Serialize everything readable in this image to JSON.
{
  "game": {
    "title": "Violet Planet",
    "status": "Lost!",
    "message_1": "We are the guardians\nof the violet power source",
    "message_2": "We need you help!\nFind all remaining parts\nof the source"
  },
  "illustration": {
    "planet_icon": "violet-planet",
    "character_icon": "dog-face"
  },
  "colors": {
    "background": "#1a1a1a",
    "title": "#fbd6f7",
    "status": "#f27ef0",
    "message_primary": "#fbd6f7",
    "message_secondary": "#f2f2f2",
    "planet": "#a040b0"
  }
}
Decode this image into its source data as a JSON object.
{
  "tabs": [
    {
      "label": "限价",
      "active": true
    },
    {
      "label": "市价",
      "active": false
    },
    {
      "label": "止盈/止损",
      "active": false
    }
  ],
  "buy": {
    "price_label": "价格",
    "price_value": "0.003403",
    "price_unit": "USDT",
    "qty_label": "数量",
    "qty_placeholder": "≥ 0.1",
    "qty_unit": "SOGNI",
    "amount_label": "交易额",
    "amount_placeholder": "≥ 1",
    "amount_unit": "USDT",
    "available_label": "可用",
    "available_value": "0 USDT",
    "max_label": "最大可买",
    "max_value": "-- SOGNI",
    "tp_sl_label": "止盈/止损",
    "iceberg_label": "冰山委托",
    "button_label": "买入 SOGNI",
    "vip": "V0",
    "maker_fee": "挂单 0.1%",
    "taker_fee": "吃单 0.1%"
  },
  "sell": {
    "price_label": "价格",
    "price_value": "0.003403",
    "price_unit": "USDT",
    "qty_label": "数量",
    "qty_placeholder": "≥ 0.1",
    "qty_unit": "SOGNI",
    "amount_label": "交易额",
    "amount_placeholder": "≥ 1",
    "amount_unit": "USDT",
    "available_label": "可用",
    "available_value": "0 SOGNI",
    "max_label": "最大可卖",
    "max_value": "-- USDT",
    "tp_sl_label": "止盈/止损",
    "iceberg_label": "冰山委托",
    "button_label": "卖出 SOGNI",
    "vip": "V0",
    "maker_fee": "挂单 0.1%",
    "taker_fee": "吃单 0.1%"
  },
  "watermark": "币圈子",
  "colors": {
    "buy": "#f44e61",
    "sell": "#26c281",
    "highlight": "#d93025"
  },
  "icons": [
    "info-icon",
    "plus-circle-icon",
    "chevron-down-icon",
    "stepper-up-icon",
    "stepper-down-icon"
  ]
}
:::
To do >> Pick out all the lines with the word "this" in them and copy them.

Full answer >>
Serialize everything readable in this image to JSON.
Decode this image into its source data as a JSON object.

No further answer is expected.